• **Task item**:
Please copy the text below on Beckett's 2003 postseason word for word, from its first sentence to its last.

• **Text excerpt**:
Beckett made his postseason debut in the opening game of the 2003 National League (NL) Division Series, where he allowed only one run in seven innings against the San Francisco Giants but picked up the loss as Jason Schmidt pitched a complete-game shutout. However, the Marlins came back to win the series in four games. His next start, in game one of the 2003 NL Championship Series against the Chicago Cubs, did not go well as he allowed four runs in the first inning, two of them on a home run by Moisés Alou, and six runs in his 6 1/3 innings. The Marlins battled back and won the game in extra innings. The Cubs took the next three games and only needed one more win to take the series when Beckett returned to the mound in game five. He allowed only three Cubs to reach base in the game, on two singles and a walk, in the complete-game shutout to keep his team alive. The Marlins took game six also, thanks partly to the infamous Steve Bartman incident. In game seven, on two days rest, Beckett came in out of the bullpen to pitch four innings and the Marlins won 9–6 to clinch the National League championship.

Beckett won the 2003 World Series MVP Award with two strong performances, one of which was on three days' rest, as the Marlins defeated the New York Yankees. In game three, he struck out 10 and allowed only two runs in 7 1/3 innings. Then in game six at Yankee Stadium, he shut out the Yankees in a complete game, striking out nine batters and clinching the series by tagging Jorge Posada for the final out.

• **Material supplied**:

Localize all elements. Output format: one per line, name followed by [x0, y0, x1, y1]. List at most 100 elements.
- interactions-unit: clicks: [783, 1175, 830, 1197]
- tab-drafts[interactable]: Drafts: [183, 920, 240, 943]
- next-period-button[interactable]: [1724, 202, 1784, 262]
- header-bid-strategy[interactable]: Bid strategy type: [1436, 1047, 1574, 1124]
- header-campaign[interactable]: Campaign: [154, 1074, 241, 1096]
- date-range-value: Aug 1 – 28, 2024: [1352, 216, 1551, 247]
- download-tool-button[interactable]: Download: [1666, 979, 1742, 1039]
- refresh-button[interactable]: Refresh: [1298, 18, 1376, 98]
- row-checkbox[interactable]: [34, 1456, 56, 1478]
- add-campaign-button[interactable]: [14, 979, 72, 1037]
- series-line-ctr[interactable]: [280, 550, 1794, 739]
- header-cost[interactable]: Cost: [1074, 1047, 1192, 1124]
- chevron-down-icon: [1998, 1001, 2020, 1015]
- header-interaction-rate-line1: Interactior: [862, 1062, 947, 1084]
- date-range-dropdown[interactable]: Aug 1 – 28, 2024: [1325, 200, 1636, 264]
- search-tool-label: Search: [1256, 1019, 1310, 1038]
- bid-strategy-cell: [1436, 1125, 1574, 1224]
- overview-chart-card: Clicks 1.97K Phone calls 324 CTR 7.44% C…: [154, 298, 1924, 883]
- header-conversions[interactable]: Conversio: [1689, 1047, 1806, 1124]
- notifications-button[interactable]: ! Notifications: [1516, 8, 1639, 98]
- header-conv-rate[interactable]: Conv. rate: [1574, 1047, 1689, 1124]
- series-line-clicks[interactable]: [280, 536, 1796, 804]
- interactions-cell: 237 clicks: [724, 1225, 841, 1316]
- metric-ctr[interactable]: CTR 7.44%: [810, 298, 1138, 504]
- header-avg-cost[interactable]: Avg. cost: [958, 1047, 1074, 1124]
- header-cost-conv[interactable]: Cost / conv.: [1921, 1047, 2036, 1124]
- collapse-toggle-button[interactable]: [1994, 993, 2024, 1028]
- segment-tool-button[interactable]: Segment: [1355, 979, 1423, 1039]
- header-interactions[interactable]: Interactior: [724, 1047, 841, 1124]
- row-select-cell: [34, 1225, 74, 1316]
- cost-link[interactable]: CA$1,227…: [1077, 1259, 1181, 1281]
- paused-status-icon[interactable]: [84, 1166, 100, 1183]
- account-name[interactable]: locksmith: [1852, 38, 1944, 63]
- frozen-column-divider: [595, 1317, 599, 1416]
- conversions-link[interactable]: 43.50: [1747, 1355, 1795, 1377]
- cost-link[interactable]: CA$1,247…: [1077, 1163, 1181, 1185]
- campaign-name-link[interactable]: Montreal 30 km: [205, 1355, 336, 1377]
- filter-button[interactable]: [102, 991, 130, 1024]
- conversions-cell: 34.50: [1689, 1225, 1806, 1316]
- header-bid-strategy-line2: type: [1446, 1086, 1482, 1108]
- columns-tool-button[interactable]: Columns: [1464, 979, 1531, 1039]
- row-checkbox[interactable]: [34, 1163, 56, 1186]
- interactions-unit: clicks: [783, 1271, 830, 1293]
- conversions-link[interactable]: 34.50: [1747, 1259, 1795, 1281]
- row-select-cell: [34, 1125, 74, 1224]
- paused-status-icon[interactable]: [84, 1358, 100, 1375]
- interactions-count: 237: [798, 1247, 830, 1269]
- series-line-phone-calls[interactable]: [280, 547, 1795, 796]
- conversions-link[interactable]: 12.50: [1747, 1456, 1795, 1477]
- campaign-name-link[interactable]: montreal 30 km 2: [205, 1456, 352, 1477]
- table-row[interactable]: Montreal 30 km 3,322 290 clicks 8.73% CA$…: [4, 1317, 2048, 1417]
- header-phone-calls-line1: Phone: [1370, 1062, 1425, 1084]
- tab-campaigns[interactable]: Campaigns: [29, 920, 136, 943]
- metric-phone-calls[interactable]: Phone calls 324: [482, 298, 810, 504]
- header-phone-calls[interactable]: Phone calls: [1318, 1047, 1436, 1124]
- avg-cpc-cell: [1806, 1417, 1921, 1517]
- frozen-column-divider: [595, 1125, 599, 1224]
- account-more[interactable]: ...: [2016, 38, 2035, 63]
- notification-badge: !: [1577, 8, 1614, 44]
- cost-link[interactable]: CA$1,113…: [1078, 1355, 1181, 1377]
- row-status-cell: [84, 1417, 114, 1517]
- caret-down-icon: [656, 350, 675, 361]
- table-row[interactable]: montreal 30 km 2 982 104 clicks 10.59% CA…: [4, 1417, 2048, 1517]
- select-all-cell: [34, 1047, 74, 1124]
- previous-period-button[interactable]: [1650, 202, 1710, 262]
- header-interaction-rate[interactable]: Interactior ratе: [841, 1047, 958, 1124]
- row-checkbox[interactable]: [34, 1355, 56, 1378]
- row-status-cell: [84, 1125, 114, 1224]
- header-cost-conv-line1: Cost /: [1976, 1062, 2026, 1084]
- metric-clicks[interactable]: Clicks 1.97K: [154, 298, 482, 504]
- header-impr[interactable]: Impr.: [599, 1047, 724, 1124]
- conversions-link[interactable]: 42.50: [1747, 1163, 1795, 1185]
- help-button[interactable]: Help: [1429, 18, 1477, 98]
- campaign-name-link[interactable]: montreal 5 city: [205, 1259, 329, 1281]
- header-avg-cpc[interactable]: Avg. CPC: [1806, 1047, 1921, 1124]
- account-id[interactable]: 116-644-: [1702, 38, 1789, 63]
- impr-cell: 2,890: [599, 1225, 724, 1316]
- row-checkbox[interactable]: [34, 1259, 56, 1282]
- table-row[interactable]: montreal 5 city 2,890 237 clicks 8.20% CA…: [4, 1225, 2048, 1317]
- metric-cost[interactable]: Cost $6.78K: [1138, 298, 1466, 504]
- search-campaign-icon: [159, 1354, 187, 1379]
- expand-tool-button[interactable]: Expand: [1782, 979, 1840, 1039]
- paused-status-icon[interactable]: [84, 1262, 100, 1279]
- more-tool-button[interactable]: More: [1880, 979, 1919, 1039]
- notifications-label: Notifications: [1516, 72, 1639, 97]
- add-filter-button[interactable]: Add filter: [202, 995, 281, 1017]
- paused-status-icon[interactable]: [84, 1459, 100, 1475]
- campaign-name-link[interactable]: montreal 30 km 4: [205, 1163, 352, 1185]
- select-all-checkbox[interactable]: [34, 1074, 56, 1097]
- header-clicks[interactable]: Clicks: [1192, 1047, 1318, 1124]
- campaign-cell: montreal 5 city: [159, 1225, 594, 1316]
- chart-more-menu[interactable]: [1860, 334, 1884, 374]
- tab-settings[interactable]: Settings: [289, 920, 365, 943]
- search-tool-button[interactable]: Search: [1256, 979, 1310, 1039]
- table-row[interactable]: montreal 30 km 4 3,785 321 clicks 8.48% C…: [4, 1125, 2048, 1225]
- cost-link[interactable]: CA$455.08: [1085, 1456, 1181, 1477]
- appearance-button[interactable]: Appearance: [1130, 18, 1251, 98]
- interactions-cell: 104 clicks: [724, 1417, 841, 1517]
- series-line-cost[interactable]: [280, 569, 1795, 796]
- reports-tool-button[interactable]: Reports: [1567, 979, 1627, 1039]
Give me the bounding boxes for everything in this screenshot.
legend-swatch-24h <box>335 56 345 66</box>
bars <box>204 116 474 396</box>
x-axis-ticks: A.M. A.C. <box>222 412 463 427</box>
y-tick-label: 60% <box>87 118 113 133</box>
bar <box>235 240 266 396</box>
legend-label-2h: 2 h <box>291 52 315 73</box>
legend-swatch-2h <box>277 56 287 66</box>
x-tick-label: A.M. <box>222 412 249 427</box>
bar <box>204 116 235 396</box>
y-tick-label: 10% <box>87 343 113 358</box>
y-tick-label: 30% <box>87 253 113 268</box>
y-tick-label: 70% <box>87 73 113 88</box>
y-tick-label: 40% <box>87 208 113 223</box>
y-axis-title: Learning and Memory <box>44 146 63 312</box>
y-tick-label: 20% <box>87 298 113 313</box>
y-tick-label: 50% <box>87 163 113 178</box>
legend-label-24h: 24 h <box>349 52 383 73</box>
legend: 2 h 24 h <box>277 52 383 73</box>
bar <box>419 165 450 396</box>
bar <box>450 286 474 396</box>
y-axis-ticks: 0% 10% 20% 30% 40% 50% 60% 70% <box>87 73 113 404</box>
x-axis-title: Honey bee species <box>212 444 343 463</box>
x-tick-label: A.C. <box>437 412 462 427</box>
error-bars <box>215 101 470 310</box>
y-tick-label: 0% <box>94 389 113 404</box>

• **Answer section**:
Beckett made his postseason debut in the opening game of the 2003 National League (NL) Division Series, where he allowed only one run in seven innings against the San Francisco Giants but picked up the loss as Jason Schmidt pitched a complete-game shutout. However, the Marlins came back to win the series in four games. His next start, in game one of the 2003 NL Championship Series against the Chicago Cubs, did not go well as he allowed four runs in the first inning, two of them on a home run by Moisés Alou, and six runs in his 6 1/3 innings. The Marlins battled back and won the game in extra innings. The Cubs took the next three games and only needed one more win to take the series when Beckett returned to the mound in game five. He allowed only three Cubs to reach base in the game, on two singles and a walk, in the complete-game shutout to keep his team alive. The Marlins took game six also, thanks partly to the infamous Steve Bartman incident. In game seven, on two days rest, Beckett came in out of the bullpen to pitch four innings and the Marlins won 9–6 to clinch the National League championship.

Beckett won the 2003 World Series MVP Award with two strong performances, one of which was on three days' rest, as the Marlins defeated the New York Yankees. In game three, he struck out 10 and allowed only two runs in 7 1/3 innings. Then in game six at Yankee Stadium, he shut out the Yankees in a complete game, striking out nine batters and clinching the series by tagging Jorge Posada for the final out.